Recorded information
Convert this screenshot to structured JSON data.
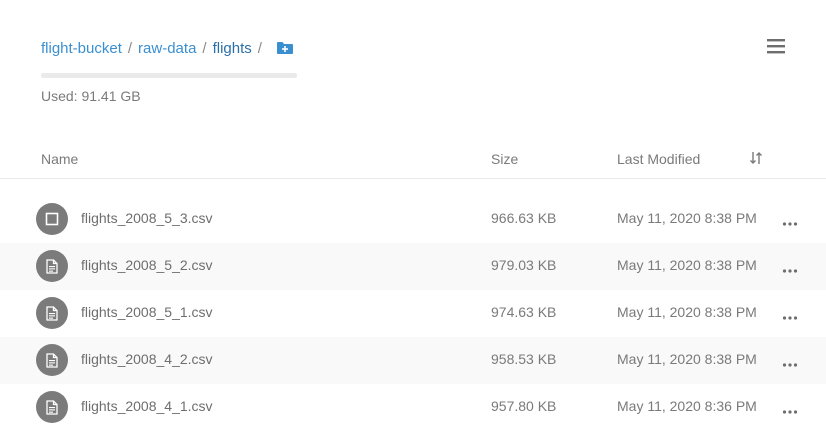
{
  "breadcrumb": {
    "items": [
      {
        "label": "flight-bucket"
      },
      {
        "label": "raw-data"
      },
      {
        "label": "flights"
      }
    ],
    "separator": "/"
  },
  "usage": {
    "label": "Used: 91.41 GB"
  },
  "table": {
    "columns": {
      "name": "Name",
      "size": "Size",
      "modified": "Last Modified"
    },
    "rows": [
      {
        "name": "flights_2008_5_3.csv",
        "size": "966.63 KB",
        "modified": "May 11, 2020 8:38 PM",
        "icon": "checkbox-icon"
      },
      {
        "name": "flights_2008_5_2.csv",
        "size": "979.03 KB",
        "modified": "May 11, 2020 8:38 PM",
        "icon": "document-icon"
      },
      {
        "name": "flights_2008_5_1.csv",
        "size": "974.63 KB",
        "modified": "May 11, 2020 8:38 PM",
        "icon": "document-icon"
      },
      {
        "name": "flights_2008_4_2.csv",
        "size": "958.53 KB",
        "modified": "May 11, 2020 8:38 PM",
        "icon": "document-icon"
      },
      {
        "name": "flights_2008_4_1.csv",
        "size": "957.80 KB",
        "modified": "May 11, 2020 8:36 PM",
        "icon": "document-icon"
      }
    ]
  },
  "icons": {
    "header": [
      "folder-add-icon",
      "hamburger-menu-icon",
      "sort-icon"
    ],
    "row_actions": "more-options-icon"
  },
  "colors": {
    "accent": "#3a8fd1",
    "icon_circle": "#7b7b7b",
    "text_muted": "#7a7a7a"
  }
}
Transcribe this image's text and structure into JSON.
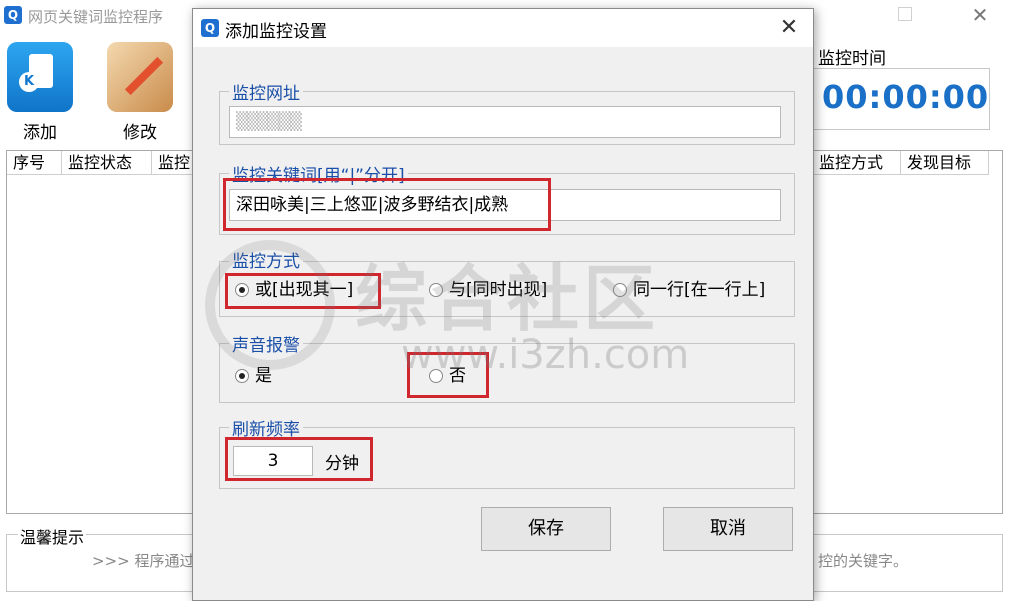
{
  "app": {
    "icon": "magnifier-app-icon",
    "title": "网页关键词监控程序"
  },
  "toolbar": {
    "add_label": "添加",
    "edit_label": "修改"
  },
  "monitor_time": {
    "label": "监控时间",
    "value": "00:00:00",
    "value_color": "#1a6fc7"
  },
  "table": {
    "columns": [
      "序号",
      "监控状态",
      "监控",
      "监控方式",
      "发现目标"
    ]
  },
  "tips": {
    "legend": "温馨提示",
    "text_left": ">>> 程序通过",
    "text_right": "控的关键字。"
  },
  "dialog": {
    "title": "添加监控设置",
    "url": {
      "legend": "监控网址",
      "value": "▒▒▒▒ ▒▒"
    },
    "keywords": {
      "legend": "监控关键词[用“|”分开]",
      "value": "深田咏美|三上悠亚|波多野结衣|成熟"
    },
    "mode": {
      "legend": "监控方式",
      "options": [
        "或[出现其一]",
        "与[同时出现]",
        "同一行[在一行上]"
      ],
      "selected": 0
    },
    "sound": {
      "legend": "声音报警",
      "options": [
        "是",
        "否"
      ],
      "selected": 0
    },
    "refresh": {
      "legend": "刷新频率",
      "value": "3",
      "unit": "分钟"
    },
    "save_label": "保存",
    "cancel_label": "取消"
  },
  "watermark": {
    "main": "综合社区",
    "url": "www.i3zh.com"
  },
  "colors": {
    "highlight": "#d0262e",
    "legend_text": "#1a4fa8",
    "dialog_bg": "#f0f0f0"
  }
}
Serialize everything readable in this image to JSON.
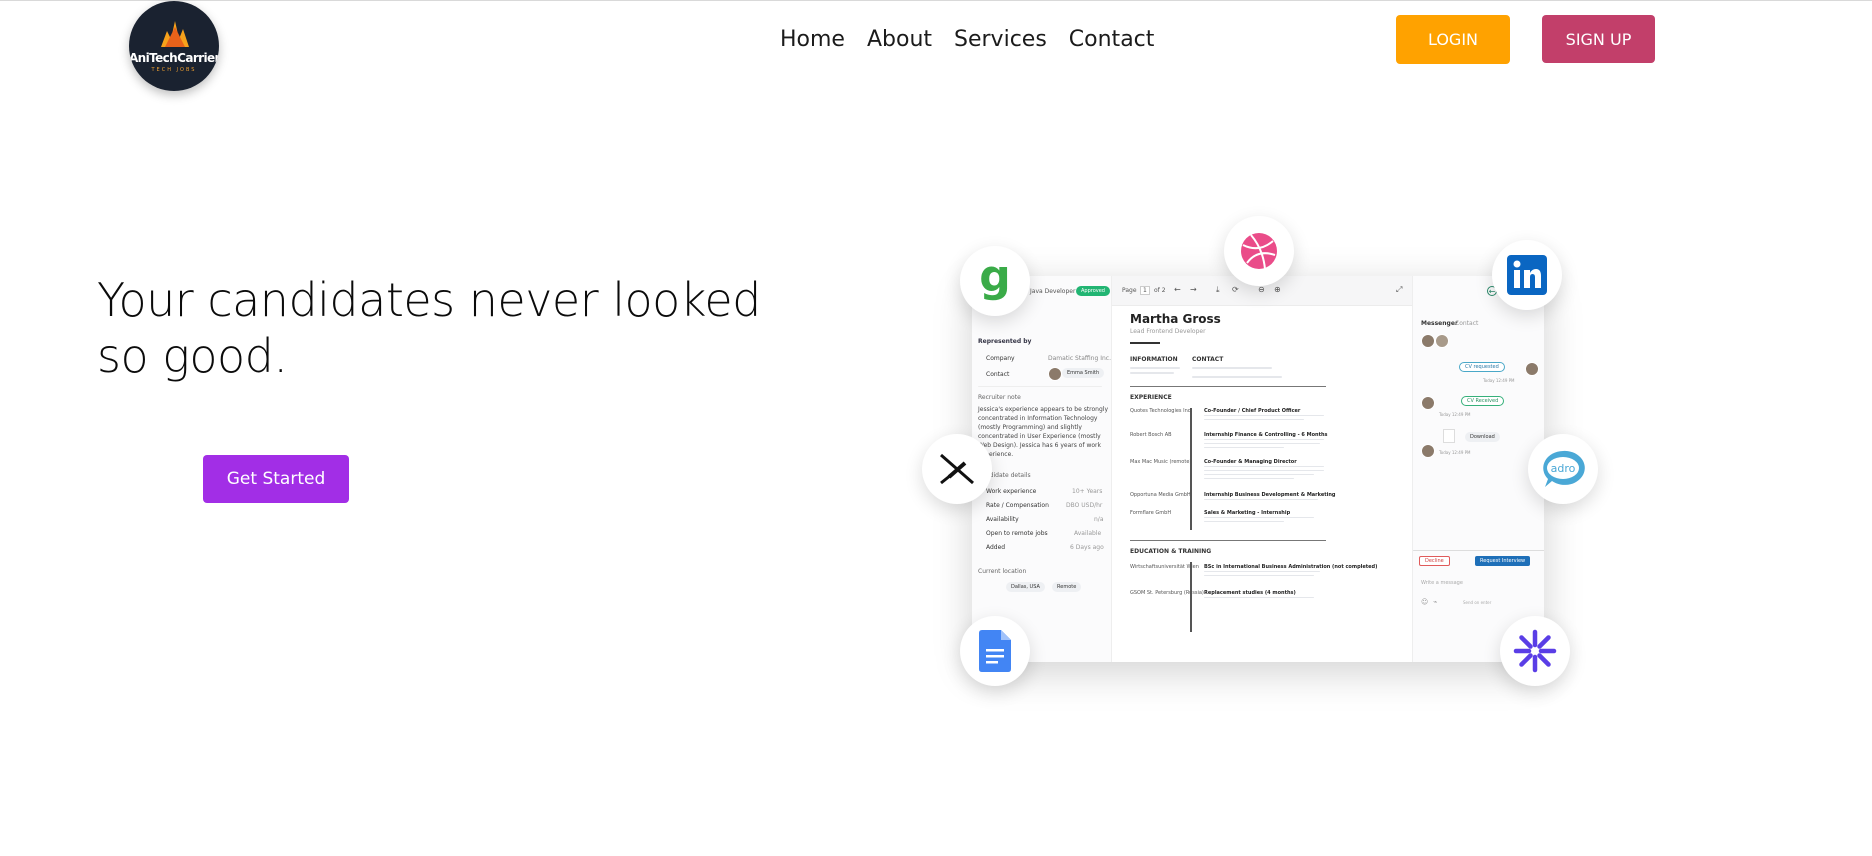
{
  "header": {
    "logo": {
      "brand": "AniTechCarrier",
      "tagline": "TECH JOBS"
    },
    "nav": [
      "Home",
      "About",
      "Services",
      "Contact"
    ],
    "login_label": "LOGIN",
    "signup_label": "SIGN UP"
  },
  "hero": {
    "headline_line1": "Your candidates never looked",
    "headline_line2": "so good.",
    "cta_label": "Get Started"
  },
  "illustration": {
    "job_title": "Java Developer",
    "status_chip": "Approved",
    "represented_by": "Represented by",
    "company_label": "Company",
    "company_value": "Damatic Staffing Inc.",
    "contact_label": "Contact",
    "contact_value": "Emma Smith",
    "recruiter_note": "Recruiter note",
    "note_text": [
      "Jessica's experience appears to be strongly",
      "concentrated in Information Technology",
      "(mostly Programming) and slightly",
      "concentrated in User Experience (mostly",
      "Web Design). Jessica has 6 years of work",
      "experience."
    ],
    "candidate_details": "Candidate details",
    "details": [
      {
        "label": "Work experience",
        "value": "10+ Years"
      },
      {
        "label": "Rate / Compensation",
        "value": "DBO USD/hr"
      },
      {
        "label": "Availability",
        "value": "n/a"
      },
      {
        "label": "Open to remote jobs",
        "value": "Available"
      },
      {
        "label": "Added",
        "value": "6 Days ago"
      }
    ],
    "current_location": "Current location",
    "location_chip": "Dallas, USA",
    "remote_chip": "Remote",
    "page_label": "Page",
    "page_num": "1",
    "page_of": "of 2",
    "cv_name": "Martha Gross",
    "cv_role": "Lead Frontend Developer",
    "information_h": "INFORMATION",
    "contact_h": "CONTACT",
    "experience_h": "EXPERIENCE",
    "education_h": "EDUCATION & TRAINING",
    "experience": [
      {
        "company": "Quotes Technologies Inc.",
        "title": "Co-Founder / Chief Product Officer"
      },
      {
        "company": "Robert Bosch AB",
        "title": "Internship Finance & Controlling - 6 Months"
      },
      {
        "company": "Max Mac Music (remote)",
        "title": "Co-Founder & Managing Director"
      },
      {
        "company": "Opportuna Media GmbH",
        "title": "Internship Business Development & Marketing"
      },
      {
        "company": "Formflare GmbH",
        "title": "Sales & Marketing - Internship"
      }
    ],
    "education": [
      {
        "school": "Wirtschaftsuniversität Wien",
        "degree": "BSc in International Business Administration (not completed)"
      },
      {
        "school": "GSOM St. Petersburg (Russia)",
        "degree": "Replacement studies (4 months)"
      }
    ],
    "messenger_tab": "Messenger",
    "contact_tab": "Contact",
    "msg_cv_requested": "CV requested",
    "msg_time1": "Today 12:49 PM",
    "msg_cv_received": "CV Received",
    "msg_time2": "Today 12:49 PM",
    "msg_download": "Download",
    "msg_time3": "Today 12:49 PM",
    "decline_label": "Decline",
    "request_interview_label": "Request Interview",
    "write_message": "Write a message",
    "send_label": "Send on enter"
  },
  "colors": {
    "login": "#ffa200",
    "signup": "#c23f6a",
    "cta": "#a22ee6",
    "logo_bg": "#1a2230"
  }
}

The request
Omit every image. Quote each record exactly.

Written reply
Convert this screenshot to structured JSON data.
{
  "breadcrumb": {
    "items": [
      {
        "label": "flight-bucket"
      },
      {
        "label": "raw-data"
      },
      {
        "label": "flights"
      }
    ],
    "separator": "/"
  },
  "usage": {
    "label": "Used: 91.41 GB"
  },
  "table": {
    "columns": {
      "name": "Name",
      "size": "Size",
      "modified": "Last Modified"
    },
    "rows": [
      {
        "name": "flights_2008_5_3.csv",
        "size": "966.63 KB",
        "modified": "May 11, 2020 8:38 PM",
        "icon": "checkbox-icon"
      },
      {
        "name": "flights_2008_5_2.csv",
        "size": "979.03 KB",
        "modified": "May 11, 2020 8:38 PM",
        "icon": "document-icon"
      },
      {
        "name": "flights_2008_5_1.csv",
        "size": "974.63 KB",
        "modified": "May 11, 2020 8:38 PM",
        "icon": "document-icon"
      },
      {
        "name": "flights_2008_4_2.csv",
        "size": "958.53 KB",
        "modified": "May 11, 2020 8:38 PM",
        "icon": "document-icon"
      },
      {
        "name": "flights_2008_4_1.csv",
        "size": "957.80 KB",
        "modified": "May 11, 2020 8:36 PM",
        "icon": "document-icon"
      }
    ]
  },
  "icons": {
    "header": [
      "folder-add-icon",
      "hamburger-menu-icon",
      "sort-icon"
    ],
    "row_actions": "more-options-icon"
  },
  "colors": {
    "accent": "#3a8fd1",
    "icon_circle": "#7b7b7b",
    "text_muted": "#7a7a7a"
  }
}
Transcribe this image's text and structure into JSON.
{
  "app": {
    "icon": "magnifier-app-icon",
    "title": "网页关键词监控程序"
  },
  "toolbar": {
    "add_label": "添加",
    "edit_label": "修改"
  },
  "monitor_time": {
    "label": "监控时间",
    "value": "00:00:00",
    "value_color": "#1a6fc7"
  },
  "table": {
    "columns": [
      "序号",
      "监控状态",
      "监控",
      "监控方式",
      "发现目标"
    ]
  },
  "tips": {
    "legend": "温馨提示",
    "text_left": ">>> 程序通过",
    "text_right": "控的关键字。"
  },
  "dialog": {
    "title": "添加监控设置",
    "url": {
      "legend": "监控网址",
      "value": "▒▒▒▒ ▒▒"
    },
    "keywords": {
      "legend": "监控关键词[用“|”分开]",
      "value": "深田咏美|三上悠亚|波多野结衣|成熟"
    },
    "mode": {
      "legend": "监控方式",
      "options": [
        "或[出现其一]",
        "与[同时出现]",
        "同一行[在一行上]"
      ],
      "selected": 0
    },
    "sound": {
      "legend": "声音报警",
      "options": [
        "是",
        "否"
      ],
      "selected": 0
    },
    "refresh": {
      "legend": "刷新频率",
      "value": "3",
      "unit": "分钟"
    },
    "save_label": "保存",
    "cancel_label": "取消"
  },
  "watermark": {
    "main": "综合社区",
    "url": "www.i3zh.com"
  },
  "colors": {
    "highlight": "#d0262e",
    "legend_text": "#1a4fa8",
    "dialog_bg": "#f0f0f0"
  }
}
Serialize everything readable in this image to JSON.
{
  "header": {
    "logo": {
      "brand": "AniTechCarrier",
      "tagline": "TECH JOBS"
    },
    "nav": [
      "Home",
      "About",
      "Services",
      "Contact"
    ],
    "login_label": "LOGIN",
    "signup_label": "SIGN UP"
  },
  "hero": {
    "headline_line1": "Your candidates never looked",
    "headline_line2": "so good.",
    "cta_label": "Get Started"
  },
  "illustration": {
    "job_title": "Java Developer",
    "status_chip": "Approved",
    "represented_by": "Represented by",
    "company_label": "Company",
    "company_value": "Damatic Staffing Inc.",
    "contact_label": "Contact",
    "contact_value": "Emma Smith",
    "recruiter_note": "Recruiter note",
    "note_text": [
      "Jessica's experience appears to be strongly",
      "concentrated in Information Technology",
      "(mostly Programming) and slightly",
      "concentrated in User Experience (mostly",
      "Web Design). Jessica has 6 years of work",
      "experience."
    ],
    "candidate_details": "Candidate details",
    "details": [
      {
        "label": "Work experience",
        "value": "10+ Years"
      },
      {
        "label": "Rate / Compensation",
        "value": "DBO USD/hr"
      },
      {
        "label": "Availability",
        "value": "n/a"
      },
      {
        "label": "Open to remote jobs",
        "value": "Available"
      },
      {
        "label": "Added",
        "value": "6 Days ago"
      }
    ],
    "current_location": "Current location",
    "location_chip": "Dallas, USA",
    "remote_chip": "Remote",
    "page_label": "Page",
    "page_num": "1",
    "page_of": "of 2",
    "cv_name": "Martha Gross",
    "cv_role": "Lead Frontend Developer",
    "information_h": "INFORMATION",
    "contact_h": "CONTACT",
    "experience_h": "EXPERIENCE",
    "education_h": "EDUCATION & TRAINING",
    "experience": [
      {
        "company": "Quotes Technologies Inc.",
        "title": "Co-Founder / Chief Product Officer"
      },
      {
        "company": "Robert Bosch AB",
        "title": "Internship Finance & Controlling - 6 Months"
      },
      {
        "company": "Max Mac Music (remote)",
        "title": "Co-Founder & Managing Director"
      },
      {
        "company": "Opportuna Media GmbH",
        "title": "Internship Business Development & Marketing"
      },
      {
        "company": "Formflare GmbH",
        "title": "Sales & Marketing - Internship"
      }
    ],
    "education": [
      {
        "school": "Wirtschaftsuniversität Wien",
        "degree": "BSc in International Business Administration (not completed)"
      },
      {
        "school": "GSOM St. Petersburg (Russia)",
        "degree": "Replacement studies (4 months)"
      }
    ],
    "messenger_tab": "Messenger",
    "contact_tab": "Contact",
    "msg_cv_requested": "CV requested",
    "msg_time1": "Today 12:49 PM",
    "msg_cv_received": "CV Received",
    "msg_time2": "Today 12:49 PM",
    "msg_download": "Download",
    "msg_time3": "Today 12:49 PM",
    "decline_label": "Decline",
    "request_interview_label": "Request Interview",
    "write_message": "Write a message",
    "send_label": "Send on enter"
  },
  "colors": {
    "login": "#ffa200",
    "signup": "#c23f6a",
    "cta": "#a22ee6",
    "logo_bg": "#1a2230"
  }
}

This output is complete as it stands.